> [Task details] Copy out every record below with complete accuracy.

> [Material provided]
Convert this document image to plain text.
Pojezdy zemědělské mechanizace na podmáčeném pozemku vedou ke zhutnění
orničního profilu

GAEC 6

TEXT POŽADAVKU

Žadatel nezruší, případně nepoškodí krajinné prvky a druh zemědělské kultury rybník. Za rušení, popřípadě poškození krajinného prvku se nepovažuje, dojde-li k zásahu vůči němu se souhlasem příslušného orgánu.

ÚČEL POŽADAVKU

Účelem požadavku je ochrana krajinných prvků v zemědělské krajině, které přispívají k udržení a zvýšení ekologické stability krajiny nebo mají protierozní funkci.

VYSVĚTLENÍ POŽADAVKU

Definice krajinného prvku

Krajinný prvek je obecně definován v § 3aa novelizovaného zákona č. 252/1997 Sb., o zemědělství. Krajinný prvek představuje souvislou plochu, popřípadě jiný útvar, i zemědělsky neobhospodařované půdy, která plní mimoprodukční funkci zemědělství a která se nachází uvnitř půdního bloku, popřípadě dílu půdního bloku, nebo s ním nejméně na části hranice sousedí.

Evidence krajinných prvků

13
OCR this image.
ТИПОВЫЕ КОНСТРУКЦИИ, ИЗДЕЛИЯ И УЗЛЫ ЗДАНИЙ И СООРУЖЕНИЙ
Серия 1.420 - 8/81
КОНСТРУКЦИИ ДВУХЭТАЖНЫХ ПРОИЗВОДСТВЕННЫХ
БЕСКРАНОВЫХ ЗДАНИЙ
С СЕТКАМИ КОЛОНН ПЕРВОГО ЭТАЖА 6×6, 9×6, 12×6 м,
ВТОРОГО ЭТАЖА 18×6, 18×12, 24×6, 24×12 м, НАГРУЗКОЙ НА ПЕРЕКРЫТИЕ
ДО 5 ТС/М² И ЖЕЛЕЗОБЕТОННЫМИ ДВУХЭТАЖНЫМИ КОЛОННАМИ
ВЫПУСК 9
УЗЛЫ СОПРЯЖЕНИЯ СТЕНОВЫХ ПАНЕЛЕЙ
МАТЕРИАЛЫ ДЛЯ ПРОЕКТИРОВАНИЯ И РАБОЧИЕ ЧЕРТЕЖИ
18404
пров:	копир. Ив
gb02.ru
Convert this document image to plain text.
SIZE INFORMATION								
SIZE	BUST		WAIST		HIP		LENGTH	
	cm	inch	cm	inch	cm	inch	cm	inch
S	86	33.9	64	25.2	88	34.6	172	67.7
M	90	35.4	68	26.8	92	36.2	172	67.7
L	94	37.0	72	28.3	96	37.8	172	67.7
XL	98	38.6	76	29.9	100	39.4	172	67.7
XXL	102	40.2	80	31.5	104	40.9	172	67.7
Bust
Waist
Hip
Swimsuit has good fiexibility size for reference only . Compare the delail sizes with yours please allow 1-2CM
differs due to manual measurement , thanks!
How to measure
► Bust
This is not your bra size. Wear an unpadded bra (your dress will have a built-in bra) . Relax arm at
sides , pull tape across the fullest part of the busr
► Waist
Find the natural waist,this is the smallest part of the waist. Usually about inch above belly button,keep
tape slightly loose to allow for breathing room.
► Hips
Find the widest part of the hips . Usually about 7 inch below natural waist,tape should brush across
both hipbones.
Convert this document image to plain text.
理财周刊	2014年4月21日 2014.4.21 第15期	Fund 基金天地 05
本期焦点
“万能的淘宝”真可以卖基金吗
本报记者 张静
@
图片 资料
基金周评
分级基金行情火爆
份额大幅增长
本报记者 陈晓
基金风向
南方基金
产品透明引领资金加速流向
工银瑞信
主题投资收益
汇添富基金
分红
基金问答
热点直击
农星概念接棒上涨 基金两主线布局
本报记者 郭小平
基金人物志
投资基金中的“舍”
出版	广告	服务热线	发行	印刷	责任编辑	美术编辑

> [Result of the exercise]
Convert this document image to plain text.
Pojezdy zemědělské mechanizace na podmáčeném pozemku vedou ke zhutnění
orničního profilu

GAEC 6

TEXT POŽADAVKU

Žadatel nezruší, případně nepoškodí krajinné prvky a druh zemědělské kultury rybník. Za rušení, popřípadě poškození krajinného prvku se nepovažuje, dojde-li k zásahu vůči němu se souhlasem příslušného orgánu.

ÚČEL POŽADAVKU

Účelem požadavku je ochrana krajinných prvků v zemědělské krajině, které přispívají k udržení a zvýšení ekologické stability krajiny nebo mají protierozní funkci.

VYSVĚTLENÍ POŽADAVKU

Definice krajinného prvku

Krajinný prvek je obecně definován v § 3aa novelizovaného zákona č. 252/1997 Sb., o zemědělství. Krajinný prvek představuje souvislou plochu, popřípadě jiný útvar, i zemědělsky neobhospodařované půdy, která plní mimoprodukční funkci zemědělství a která se nachází uvnitř půdního bloku, popřípadě dílu půdního bloku, nebo s ním nejméně na části hranice sousedí.

Evidence krajinných prvků

13
OCR this image.
ТИПОВЫЕ КОНСТРУКЦИИ, ИЗДЕЛИЯ И УЗЛЫ ЗДАНИЙ И СООРУЖЕНИЙ
Серия 1.420 - 8/81
КОНСТРУКЦИИ ДВУХЭТАЖНЫХ ПРОИЗВОДСТВЕННЫХ
БЕСКРАНОВЫХ ЗДАНИЙ
С СЕТКАМИ КОЛОНН ПЕРВОГО ЭТАЖА 6×6, 9×6, 12×6 м,
ВТОРОГО ЭТАЖА 18×6, 18×12, 24×6, 24×12 м, НАГРУЗКОЙ НА ПЕРЕКРЫТИЕ
ДО 5 ТС/М² И ЖЕЛЕЗОБЕТОННЫМИ ДВУХЭТАЖНЫМИ КОЛОННАМИ
ВЫПУСК 9
УЗЛЫ СОПРЯЖЕНИЯ СТЕНОВЫХ ПАНЕЛЕЙ
МАТЕРИАЛЫ ДЛЯ ПРОЕКТИРОВАНИЯ И РАБОЧИЕ ЧЕРТЕЖИ
18404
пров:	копир. Ив
gb02.ru
Convert this document image to plain text.
SIZE INFORMATION								
SIZE	BUST		WAIST		HIP		LENGTH	
	cm	inch	cm	inch	cm	inch	cm	inch
S	86	33.9	64	25.2	88	34.6	172	67.7
M	90	35.4	68	26.8	92	36.2	172	67.7
L	94	37.0	72	28.3	96	37.8	172	67.7
XL	98	38.6	76	29.9	100	39.4	172	67.7
XXL	102	40.2	80	31.5	104	40.9	172	67.7
Bust
Waist
Hip
Swimsuit has good fiexibility size for reference only . Compare the delail sizes with yours please allow 1-2CM
differs due to manual measurement , thanks!
How to measure
► Bust
This is not your bra size. Wear an unpadded bra (your dress will have a built-in bra) . Relax arm at
sides , pull tape across the fullest part of the busr
► Waist
Find the natural waist,this is the smallest part of the waist. Usually about inch above belly button,keep
tape slightly loose to allow for breathing room.
► Hips
Find the widest part of the hips . Usually about 7 inch below natural waist,tape should brush across
both hipbones.
Convert this document image to plain text.
理财周刊	2014年4月21日 2014.4.21 第15期	Fund 基金天地 05
本期焦点
“万能的淘宝”真可以卖基金吗
本报记者 张静
@
图片 资料
基金周评
分级基金行情火爆
份额大幅增长
本报记者 陈晓
基金风向
南方基金
产品透明引领资金加速流向
工银瑞信
主题投资收益
汇添富基金
分红
基金问答
热点直击
农星概念接棒上涨 基金两主线布局
本报记者 郭小平
基金人物志
投资基金中的“舍”
出版	广告	服务热线	发行	印刷	责任编辑	美术编辑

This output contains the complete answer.